*Challenge*:
Reproduce the following data line for line, exactly as given.

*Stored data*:
- - - -

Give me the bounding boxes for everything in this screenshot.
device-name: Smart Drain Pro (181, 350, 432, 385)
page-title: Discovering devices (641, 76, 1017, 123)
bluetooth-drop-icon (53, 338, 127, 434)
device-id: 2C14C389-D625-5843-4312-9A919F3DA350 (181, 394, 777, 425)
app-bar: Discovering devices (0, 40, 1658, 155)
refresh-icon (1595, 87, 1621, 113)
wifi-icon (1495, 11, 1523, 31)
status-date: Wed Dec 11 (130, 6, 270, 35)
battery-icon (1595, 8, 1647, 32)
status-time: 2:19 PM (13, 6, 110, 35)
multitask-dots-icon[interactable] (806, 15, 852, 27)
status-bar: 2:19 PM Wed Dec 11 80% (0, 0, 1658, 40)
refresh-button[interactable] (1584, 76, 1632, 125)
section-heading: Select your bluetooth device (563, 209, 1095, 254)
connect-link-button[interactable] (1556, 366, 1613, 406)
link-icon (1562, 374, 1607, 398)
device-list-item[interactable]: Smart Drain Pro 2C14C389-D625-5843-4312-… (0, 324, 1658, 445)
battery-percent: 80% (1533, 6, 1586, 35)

- - - -

*Finished task*:
Give me the bounding boxes for everything in this screenshot.
device-name: Smart Drain Pro (181, 350, 432, 385)
page-title: Discovering devices (641, 76, 1017, 123)
bluetooth-drop-icon (53, 338, 127, 434)
device-id: 2C14C389-D625-5843-4312-9A919F3DA350 (181, 394, 777, 425)
app-bar: Discovering devices (0, 40, 1658, 155)
refresh-icon (1595, 87, 1621, 113)
wifi-icon (1495, 11, 1523, 31)
status-date: Wed Dec 11 (130, 6, 270, 35)
battery-icon (1595, 8, 1647, 32)
status-time: 2:19 PM (13, 6, 110, 35)
multitask-dots-icon[interactable] (806, 15, 852, 27)
status-bar: 2:19 PM Wed Dec 11 80% (0, 0, 1658, 40)
refresh-button[interactable] (1584, 76, 1632, 125)
section-heading: Select your bluetooth device (563, 209, 1095, 254)
connect-link-button[interactable] (1556, 366, 1613, 406)
link-icon (1562, 374, 1607, 398)
device-list-item[interactable]: Smart Drain Pro 2C14C389-D625-5843-4312-… (0, 324, 1658, 445)
battery-percent: 80% (1533, 6, 1586, 35)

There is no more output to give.